• [EXERCISE OBJECTIVE]: Find the lines below that contain the word "text" and count them. Only the number should be given.

:: EXERCISE DATA

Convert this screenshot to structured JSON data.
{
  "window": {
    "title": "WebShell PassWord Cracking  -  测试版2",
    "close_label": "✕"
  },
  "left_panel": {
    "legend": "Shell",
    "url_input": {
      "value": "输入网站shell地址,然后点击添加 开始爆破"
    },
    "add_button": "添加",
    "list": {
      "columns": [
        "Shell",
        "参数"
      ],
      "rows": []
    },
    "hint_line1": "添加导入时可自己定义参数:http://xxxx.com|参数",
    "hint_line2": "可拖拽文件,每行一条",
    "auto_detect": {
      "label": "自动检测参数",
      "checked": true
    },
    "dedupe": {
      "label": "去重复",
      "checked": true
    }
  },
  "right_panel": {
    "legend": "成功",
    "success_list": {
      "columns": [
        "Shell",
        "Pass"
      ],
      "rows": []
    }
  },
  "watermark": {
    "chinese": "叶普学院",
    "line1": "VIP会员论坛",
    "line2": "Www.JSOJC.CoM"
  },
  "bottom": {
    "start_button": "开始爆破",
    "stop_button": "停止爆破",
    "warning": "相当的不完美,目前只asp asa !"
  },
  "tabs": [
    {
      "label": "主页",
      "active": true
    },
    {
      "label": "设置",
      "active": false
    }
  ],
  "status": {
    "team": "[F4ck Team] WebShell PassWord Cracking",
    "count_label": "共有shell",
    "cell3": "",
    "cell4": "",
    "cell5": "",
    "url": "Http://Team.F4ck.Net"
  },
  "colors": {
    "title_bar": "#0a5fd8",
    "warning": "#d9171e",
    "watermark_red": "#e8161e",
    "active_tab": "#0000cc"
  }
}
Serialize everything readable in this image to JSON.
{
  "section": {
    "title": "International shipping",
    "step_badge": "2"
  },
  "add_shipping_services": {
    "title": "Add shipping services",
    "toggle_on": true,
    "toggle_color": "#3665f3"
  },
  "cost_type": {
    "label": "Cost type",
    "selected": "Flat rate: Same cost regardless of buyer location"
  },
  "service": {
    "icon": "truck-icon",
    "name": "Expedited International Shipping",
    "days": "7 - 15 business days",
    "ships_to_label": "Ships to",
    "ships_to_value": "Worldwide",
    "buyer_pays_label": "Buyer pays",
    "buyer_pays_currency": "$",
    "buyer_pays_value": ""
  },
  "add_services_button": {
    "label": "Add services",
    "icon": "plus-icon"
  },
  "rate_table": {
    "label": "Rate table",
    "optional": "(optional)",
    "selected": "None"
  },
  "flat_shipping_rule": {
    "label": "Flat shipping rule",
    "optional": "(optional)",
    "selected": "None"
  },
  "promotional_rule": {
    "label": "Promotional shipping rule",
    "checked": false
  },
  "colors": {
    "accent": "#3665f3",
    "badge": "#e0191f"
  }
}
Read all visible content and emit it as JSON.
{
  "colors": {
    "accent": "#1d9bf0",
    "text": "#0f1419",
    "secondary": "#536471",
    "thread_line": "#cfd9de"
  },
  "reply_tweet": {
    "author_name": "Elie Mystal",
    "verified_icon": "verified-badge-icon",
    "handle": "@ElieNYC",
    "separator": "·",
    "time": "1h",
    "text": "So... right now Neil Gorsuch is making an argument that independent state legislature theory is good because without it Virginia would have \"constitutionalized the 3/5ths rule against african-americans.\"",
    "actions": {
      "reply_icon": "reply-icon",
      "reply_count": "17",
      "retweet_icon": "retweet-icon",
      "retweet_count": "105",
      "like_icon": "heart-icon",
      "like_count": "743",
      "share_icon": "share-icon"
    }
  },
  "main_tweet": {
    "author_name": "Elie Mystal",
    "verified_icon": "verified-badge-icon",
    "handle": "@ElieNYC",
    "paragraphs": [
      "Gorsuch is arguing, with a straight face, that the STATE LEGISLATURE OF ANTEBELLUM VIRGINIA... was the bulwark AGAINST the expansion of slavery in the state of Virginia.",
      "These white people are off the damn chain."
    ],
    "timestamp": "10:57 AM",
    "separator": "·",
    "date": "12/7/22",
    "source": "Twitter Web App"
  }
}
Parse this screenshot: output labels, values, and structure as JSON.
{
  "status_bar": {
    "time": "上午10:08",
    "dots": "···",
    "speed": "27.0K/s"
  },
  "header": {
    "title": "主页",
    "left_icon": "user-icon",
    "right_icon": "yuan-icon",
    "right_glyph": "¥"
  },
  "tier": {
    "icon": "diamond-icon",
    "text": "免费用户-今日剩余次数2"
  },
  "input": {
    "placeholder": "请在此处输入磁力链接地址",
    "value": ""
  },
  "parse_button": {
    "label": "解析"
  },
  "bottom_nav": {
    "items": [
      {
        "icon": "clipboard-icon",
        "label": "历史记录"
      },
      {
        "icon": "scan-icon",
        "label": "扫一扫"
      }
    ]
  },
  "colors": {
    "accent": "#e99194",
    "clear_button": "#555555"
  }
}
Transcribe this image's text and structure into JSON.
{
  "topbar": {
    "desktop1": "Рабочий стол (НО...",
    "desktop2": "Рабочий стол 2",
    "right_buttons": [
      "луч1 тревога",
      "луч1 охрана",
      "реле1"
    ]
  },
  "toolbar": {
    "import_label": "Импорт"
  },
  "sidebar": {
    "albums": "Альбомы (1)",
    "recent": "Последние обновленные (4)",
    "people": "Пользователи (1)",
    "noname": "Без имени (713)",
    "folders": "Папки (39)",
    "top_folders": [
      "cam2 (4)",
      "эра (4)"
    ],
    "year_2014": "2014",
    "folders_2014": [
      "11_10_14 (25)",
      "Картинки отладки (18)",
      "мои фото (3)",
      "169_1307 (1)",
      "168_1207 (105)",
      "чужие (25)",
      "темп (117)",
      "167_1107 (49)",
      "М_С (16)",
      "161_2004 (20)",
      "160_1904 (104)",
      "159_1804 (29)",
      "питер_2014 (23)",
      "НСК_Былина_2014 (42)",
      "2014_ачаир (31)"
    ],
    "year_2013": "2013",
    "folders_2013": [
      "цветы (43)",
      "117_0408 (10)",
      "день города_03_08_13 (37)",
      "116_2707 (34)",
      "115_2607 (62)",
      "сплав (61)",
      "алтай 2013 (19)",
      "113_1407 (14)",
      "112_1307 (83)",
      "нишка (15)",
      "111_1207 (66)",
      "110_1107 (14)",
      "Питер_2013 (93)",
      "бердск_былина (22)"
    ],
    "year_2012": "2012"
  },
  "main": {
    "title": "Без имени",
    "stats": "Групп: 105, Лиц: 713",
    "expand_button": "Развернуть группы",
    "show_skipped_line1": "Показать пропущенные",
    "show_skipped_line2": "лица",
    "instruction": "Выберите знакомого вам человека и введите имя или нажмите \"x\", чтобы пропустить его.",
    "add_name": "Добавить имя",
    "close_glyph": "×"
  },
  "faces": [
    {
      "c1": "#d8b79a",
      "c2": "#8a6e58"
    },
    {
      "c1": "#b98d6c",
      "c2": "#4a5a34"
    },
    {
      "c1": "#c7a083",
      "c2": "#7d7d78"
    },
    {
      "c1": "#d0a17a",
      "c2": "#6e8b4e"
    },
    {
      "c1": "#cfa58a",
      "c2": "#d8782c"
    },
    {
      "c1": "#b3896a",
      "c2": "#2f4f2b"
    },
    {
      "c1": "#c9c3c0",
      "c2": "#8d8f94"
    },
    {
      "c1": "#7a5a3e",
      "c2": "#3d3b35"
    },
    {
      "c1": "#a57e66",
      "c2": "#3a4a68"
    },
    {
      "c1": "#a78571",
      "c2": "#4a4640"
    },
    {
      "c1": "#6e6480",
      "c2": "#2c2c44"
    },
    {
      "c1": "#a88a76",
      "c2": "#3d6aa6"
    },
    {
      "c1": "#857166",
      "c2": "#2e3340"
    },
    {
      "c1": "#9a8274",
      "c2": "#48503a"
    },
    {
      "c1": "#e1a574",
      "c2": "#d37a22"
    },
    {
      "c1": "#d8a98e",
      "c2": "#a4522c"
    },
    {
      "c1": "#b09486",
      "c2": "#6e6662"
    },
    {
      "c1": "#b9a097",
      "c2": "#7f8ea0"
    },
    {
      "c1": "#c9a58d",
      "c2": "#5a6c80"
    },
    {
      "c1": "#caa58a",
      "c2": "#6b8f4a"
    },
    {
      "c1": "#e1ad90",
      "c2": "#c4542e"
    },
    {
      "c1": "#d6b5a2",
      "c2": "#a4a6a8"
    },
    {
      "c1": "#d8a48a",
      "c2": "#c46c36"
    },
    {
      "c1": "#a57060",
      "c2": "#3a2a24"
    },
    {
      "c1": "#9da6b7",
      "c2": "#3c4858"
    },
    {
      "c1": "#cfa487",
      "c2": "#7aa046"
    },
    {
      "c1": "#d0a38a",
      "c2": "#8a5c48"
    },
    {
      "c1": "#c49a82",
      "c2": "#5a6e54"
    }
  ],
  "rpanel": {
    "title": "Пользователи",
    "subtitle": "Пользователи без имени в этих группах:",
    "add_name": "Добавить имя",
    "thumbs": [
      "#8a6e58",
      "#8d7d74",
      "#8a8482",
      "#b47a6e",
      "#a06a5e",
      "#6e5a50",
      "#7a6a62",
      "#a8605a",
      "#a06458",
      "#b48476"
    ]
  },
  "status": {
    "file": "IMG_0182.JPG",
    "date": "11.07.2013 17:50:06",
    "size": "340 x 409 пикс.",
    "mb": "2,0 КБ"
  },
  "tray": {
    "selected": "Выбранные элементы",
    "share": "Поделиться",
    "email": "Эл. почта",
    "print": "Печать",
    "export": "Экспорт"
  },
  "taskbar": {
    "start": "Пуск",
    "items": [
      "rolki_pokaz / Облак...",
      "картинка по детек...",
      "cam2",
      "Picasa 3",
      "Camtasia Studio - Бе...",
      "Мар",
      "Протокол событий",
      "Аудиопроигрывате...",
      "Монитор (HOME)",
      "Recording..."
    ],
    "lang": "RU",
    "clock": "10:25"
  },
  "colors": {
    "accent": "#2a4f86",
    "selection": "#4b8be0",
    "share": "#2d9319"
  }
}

::::

• [COMPLETE OUTPUT]: 4